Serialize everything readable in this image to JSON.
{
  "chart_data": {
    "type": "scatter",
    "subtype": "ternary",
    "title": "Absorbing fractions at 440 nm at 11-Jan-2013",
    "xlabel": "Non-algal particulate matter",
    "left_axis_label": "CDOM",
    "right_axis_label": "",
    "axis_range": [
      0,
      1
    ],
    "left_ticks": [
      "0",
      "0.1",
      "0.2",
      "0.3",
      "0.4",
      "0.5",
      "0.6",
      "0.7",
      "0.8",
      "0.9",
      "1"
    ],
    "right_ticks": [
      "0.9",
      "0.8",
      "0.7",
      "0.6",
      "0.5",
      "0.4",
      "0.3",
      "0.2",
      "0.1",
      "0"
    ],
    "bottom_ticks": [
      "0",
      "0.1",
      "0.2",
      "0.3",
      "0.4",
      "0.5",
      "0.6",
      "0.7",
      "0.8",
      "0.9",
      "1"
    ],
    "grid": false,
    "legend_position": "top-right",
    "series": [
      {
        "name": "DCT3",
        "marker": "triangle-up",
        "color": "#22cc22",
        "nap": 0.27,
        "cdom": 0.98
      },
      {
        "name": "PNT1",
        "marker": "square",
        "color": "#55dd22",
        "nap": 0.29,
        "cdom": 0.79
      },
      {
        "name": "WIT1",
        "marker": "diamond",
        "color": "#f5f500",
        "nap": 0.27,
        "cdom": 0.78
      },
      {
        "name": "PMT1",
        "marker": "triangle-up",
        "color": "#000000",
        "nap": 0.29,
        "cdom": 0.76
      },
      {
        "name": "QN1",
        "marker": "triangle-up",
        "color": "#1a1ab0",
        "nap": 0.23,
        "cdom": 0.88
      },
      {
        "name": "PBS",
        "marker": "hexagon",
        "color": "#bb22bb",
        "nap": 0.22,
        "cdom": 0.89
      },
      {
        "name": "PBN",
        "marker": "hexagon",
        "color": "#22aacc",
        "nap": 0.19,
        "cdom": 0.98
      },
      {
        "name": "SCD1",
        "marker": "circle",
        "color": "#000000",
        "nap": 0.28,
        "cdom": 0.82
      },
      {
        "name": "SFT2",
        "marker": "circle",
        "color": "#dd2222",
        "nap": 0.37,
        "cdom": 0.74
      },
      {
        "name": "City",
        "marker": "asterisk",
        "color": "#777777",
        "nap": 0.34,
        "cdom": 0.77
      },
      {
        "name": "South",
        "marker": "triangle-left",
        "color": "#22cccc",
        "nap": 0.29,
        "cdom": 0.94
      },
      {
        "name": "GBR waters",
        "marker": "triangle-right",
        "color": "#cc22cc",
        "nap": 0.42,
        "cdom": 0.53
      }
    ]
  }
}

-=-=-

(Problem to work on)
Extract the full listing above without altering anything.

(Exercise solution)
Serialize everything readable in this image to JSON.
{
  "chart_data": {
    "type": "scatter",
    "subtype": "ternary",
    "title": "Absorbing fractions at 440 nm at 11-Jan-2013",
    "xlabel": "Non-algal particulate matter",
    "left_axis_label": "CDOM",
    "right_axis_label": "",
    "axis_range": [
      0,
      1
    ],
    "left_ticks": [
      "0",
      "0.1",
      "0.2",
      "0.3",
      "0.4",
      "0.5",
      "0.6",
      "0.7",
      "0.8",
      "0.9",
      "1"
    ],
    "right_ticks": [
      "0.9",
      "0.8",
      "0.7",
      "0.6",
      "0.5",
      "0.4",
      "0.3",
      "0.2",
      "0.1",
      "0"
    ],
    "bottom_ticks": [
      "0",
      "0.1",
      "0.2",
      "0.3",
      "0.4",
      "0.5",
      "0.6",
      "0.7",
      "0.8",
      "0.9",
      "1"
    ],
    "grid": false,
    "legend_position": "top-right",
    "series": [
      {
        "name": "DCT3",
        "marker": "triangle-up",
        "color": "#22cc22",
        "nap": 0.27,
        "cdom": 0.98
      },
      {
        "name": "PNT1",
        "marker": "square",
        "color": "#55dd22",
        "nap": 0.29,
        "cdom": 0.79
      },
      {
        "name": "WIT1",
        "marker": "diamond",
        "color": "#f5f500",
        "nap": 0.27,
        "cdom": 0.78
      },
      {
        "name": "PMT1",
        "marker": "triangle-up",
        "color": "#000000",
        "nap": 0.29,
        "cdom": 0.76
      },
      {
        "name": "QN1",
        "marker": "triangle-up",
        "color": "#1a1ab0",
        "nap": 0.23,
        "cdom": 0.88
      },
      {
        "name": "PBS",
        "marker": "hexagon",
        "color": "#bb22bb",
        "nap": 0.22,
        "cdom": 0.89
      },
      {
        "name": "PBN",
        "marker": "hexagon",
        "color": "#22aacc",
        "nap": 0.19,
        "cdom": 0.98
      },
      {
        "name": "SCD1",
        "marker": "circle",
        "color": "#000000",
        "nap": 0.28,
        "cdom": 0.82
      },
      {
        "name": "SFT2",
        "marker": "circle",
        "color": "#dd2222",
        "nap": 0.37,
        "cdom": 0.74
      },
      {
        "name": "City",
        "marker": "asterisk",
        "color": "#777777",
        "nap": 0.34,
        "cdom": 0.77
      },
      {
        "name": "South",
        "marker": "triangle-left",
        "color": "#22cccc",
        "nap": 0.29,
        "cdom": 0.94
      },
      {
        "name": "GBR waters",
        "marker": "triangle-right",
        "color": "#cc22cc",
        "nap": 0.42,
        "cdom": 0.53
      }
    ]
  }
}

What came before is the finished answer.